-- Arbeitsanweisungen --
1 > Aus welcher Entfernung hat der Beamte K. laut Schießgutachter im Textauszug über den Einbruch in Krems gefeuert?
2 > Gib einen Abschnitt aus dem Textauszug über den Einbruch in Krems wortwörtlich wieder. Setze bei den Worten „Ein 14-Jähriger und“ ein und brich nach den Worten „sich zu schützen.“ ab.

Ein 14-Jähriger und ein 16-Jähriger brechen in der Nacht auf den 5. August in Krems in einen Supermarkt ein. Sie werden von der Polizei gestellt. Ein Schuss aus einer Glock 17, der Standardpistole der österreichischen Exekutive, trifft den Jüngeren, Florian P., in den Rücken. P. stirbt. Der Beamte K. hat – wie mittlerweile ein Schießgutachter schreibt – aus nur ca. 180 bis 200 Zentimetern Entfernung gefeuert. Zuvor werden dem anderen Jugendlichen, dem 16-Jährigen, beide Oberschenkel durchschossen. Unbeabsichtigt. Der Schuss, abgegeben von der Polizeibeamtin G., gilt eigentlich dem 14-Jährigen. G. sagt, sie habe sich im Halbdunkel von diesem bedroht gefühlt. Der 14-Jährige habe eine Gartenharke in der Hand gehalten. Sie habe geschossen, um sich zu schützen.

-- Material --
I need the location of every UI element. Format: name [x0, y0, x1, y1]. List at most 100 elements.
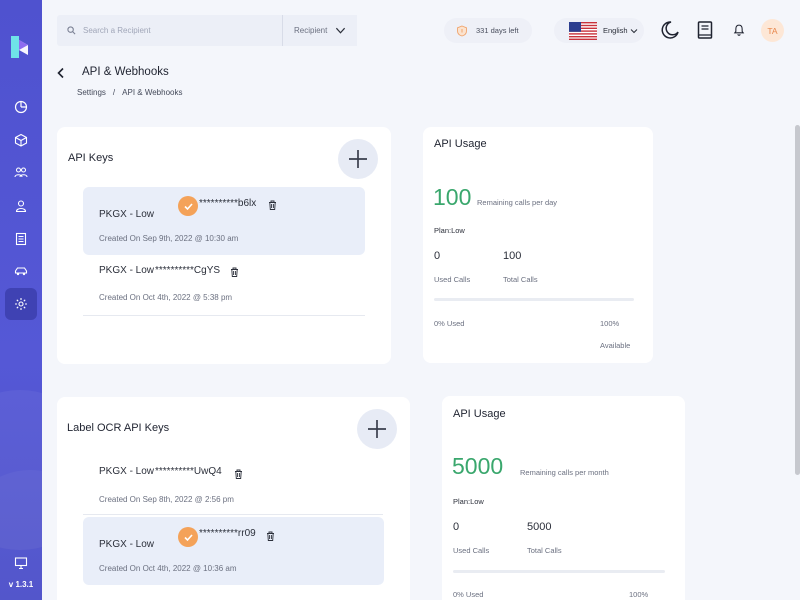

-- Lösungen in Reihenfolge --
1 > Aus nur ca. 180 bis 200 Zentimetern Entfernung.

2 >
Ein 14-Jähriger und ein 16-Jähriger brechen in der Nacht auf den 5. August in Krems in einen Supermarkt ein. Sie werden von der Polizei gestellt. Ein Schuss aus einer Glock 17, der Standardpistole der österreichischen Exekutive, trifft den Jüngeren, Florian P., in den Rücken. P. stirbt. Der Beamte K. hat – wie mittlerweile ein Schießgutachter schreibt – aus nur ca. 180 bis 200 Zentimetern Entfernung gefeuert. Zuvor werden dem anderen Jugendlichen, dem 16-Jährigen, beide Oberschenkel durchschossen. Unbeabsichtigt. Der Schuss, abgegeben von der Polizeibeamtin G., gilt eigentlich dem 14-Jährigen. G. sagt, sie habe sich im Halbdunkel von diesem bedroht gefühlt. Der 14-Jährige habe eine Gartenharke in der Hand gehalten. Sie habe geschossen, um sich zu schützen.